> [Short problem] Scan the records for the string "JSON"; copy each line where it occurs.
Start
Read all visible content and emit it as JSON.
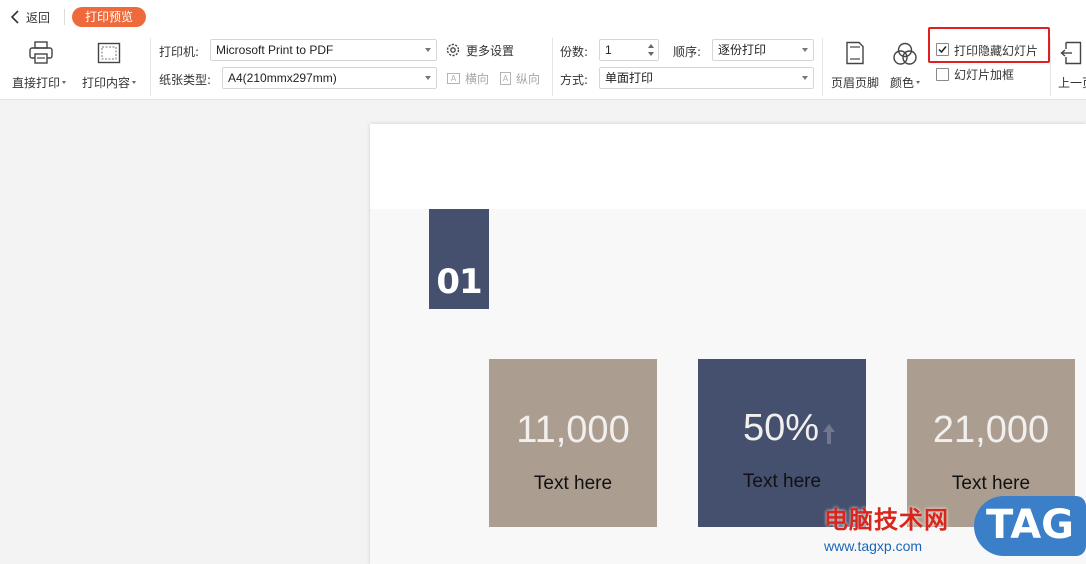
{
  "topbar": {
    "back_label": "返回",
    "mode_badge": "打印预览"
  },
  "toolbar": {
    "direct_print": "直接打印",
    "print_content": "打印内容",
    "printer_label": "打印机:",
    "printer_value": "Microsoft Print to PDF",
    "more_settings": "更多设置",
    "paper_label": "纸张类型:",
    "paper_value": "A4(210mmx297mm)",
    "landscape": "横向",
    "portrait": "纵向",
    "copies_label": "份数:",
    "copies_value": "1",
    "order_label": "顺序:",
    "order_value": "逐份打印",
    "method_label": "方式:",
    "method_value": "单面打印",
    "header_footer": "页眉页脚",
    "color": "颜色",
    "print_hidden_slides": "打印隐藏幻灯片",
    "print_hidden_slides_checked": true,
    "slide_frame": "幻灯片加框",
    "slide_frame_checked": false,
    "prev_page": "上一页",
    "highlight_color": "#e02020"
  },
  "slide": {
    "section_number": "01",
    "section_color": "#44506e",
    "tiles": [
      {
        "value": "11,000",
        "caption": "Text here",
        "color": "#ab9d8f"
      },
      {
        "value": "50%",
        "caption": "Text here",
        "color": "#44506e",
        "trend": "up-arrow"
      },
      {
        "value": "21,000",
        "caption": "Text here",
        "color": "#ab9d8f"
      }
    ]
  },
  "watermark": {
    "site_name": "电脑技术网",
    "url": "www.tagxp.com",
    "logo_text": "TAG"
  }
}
End
Start
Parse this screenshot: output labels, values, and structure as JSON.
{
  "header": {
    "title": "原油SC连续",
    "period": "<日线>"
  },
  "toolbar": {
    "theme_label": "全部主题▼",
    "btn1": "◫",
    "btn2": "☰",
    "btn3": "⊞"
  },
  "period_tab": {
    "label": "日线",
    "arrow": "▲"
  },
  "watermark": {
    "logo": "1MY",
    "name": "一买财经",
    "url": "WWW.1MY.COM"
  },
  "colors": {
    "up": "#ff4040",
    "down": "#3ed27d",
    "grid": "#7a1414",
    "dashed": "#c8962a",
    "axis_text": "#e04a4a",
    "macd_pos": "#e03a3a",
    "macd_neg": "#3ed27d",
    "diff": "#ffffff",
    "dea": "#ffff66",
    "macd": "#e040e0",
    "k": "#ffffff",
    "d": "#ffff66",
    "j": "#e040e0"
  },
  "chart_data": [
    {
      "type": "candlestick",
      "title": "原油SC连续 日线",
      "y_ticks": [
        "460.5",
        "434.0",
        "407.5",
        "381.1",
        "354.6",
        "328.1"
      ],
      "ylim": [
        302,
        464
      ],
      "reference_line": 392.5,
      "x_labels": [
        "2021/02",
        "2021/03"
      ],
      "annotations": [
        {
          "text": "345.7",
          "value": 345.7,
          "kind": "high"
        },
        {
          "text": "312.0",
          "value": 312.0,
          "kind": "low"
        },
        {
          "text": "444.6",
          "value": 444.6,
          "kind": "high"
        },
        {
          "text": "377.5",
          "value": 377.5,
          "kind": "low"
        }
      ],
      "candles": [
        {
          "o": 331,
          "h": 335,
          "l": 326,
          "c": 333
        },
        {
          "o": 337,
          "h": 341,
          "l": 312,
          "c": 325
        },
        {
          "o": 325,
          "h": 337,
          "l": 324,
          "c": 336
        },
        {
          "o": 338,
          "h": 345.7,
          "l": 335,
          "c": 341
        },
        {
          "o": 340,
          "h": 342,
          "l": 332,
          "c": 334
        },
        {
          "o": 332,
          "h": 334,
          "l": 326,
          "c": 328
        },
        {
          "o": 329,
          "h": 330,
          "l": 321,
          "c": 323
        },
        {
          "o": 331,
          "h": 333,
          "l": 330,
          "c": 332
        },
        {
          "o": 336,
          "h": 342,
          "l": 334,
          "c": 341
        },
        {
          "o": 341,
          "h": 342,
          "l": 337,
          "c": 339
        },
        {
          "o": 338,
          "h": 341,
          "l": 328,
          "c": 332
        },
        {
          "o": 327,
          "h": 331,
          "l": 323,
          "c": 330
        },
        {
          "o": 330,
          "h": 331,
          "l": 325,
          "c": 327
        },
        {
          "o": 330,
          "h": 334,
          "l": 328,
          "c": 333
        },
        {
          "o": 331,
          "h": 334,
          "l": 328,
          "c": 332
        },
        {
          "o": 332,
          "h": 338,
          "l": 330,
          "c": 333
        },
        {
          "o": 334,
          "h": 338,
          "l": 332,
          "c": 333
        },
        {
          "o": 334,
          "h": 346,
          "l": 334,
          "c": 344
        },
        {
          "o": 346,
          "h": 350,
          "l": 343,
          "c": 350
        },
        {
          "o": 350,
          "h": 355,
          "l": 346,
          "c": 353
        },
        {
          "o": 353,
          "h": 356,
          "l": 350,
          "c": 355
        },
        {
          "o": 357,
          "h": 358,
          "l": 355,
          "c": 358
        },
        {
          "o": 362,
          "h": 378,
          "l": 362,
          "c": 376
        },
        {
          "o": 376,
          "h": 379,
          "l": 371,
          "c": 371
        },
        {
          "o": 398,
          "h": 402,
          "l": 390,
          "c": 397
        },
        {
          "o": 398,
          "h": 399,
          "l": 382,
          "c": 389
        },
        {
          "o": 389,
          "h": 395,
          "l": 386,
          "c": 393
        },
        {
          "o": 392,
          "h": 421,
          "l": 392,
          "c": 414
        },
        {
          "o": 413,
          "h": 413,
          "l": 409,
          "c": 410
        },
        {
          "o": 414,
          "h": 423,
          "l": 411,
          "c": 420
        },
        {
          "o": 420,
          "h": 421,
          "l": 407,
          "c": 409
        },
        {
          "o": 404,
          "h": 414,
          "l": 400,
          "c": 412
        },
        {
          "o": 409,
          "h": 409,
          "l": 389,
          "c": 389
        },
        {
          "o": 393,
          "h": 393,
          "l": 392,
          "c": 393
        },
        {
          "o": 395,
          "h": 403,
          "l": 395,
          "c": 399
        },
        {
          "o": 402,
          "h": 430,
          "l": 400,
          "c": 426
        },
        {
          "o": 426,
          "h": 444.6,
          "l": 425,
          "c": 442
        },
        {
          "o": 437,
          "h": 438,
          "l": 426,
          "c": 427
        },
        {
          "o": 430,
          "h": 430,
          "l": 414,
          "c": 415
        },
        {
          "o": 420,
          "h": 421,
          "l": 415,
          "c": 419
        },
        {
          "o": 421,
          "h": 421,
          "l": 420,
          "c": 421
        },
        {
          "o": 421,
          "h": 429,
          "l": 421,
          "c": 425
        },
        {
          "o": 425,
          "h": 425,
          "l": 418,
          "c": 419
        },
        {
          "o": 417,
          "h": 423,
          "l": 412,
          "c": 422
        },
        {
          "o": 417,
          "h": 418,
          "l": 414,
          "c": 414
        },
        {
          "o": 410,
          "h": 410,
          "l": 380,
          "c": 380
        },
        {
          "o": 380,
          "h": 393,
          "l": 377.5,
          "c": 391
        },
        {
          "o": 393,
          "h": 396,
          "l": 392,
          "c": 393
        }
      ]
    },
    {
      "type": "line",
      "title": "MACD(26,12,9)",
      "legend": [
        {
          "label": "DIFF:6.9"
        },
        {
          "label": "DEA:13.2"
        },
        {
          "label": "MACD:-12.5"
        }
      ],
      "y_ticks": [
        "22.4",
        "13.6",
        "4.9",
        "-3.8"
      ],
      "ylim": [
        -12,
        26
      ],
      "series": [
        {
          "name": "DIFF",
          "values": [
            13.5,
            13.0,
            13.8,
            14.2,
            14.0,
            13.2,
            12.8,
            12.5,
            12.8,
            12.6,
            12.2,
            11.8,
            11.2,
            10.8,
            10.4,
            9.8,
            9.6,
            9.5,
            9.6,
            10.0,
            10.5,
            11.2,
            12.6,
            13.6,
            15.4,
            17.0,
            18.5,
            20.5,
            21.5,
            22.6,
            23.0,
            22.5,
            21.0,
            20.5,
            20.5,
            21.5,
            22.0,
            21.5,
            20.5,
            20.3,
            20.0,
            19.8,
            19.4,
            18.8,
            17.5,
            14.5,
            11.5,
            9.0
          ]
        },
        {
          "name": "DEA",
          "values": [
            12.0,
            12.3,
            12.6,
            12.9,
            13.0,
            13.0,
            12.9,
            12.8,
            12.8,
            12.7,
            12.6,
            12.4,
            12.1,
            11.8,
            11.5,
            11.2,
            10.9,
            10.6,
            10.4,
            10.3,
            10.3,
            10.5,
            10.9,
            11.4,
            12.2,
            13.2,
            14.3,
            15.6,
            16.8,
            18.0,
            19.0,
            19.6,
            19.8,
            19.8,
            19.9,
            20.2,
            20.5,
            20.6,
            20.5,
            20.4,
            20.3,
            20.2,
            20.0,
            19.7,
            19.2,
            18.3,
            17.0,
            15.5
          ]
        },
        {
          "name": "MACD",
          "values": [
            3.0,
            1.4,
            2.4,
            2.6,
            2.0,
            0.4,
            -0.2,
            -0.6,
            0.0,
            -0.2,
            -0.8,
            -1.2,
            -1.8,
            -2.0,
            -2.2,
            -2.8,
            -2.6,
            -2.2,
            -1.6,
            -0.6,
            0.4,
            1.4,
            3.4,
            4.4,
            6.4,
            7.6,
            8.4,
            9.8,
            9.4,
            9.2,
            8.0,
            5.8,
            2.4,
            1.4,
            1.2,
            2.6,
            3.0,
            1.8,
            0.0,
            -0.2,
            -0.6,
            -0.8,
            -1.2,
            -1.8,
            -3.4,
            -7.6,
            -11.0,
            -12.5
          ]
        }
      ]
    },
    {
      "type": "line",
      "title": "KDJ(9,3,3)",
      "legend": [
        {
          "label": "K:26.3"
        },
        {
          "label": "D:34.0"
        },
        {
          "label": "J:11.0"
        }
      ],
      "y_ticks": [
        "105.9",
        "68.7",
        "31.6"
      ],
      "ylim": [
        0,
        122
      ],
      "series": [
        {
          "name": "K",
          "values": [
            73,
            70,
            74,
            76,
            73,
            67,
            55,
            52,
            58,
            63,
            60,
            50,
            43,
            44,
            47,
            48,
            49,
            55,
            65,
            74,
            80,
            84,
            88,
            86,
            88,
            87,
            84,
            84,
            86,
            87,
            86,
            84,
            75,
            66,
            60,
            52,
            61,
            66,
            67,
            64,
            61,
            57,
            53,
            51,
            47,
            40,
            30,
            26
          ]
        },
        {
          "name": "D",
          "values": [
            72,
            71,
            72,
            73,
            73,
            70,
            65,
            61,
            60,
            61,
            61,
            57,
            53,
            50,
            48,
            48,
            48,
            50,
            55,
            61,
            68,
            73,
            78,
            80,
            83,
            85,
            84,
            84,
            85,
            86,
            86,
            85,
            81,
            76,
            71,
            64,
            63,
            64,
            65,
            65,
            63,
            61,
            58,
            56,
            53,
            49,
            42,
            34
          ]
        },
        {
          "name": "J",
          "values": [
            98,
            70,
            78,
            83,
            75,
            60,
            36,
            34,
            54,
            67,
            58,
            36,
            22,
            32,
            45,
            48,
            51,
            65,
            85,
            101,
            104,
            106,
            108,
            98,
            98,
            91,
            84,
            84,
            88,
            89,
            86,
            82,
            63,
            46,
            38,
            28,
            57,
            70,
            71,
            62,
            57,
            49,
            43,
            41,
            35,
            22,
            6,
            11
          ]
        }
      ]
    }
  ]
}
End
> [Task response]
Read all visible content and emit it as JSON.
Parse this screenshot: output labels, values, and structure as JSON.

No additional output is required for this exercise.